WHAT YOU ARE ASKED TO DO: Below are the records; collect from them each line containing the string "memories".

STORED DATA:
•••

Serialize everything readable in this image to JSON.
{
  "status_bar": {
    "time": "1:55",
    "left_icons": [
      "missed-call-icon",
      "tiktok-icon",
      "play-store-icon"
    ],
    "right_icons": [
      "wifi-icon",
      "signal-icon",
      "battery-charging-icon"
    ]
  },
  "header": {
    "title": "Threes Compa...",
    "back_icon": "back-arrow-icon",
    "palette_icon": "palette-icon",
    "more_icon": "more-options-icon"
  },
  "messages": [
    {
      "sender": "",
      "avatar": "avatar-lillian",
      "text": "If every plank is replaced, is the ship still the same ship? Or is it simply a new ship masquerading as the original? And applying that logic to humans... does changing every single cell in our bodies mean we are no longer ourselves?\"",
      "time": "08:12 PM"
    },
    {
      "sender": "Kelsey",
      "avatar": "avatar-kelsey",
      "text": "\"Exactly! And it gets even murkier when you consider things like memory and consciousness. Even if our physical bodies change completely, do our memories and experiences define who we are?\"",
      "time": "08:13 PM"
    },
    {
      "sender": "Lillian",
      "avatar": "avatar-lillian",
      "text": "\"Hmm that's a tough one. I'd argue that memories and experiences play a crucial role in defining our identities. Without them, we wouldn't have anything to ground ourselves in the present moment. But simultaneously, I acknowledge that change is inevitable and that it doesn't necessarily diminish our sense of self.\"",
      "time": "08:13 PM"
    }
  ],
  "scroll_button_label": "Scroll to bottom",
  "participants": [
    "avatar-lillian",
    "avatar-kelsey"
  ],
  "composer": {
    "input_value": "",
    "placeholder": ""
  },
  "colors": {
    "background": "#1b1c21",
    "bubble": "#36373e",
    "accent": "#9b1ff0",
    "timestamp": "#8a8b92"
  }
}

•••

RESPONSE TO THIS EXERCISE:
      "text": "\"Exactly! And it gets even murkier when you consider things like memory and consciousness. Even if our physical bodies change completely, do our memories and experiences define who we are?\"",
      "text": "\"Hmm that's a tough one. I'd argue that memories and experiences play a crucial role in defining our identities. Without them, we wouldn't have anything to ground ourselves in the present moment. But simultaneously, I acknowledge that change is inevitable and that it doesn't necessarily diminish our sense of self.\"",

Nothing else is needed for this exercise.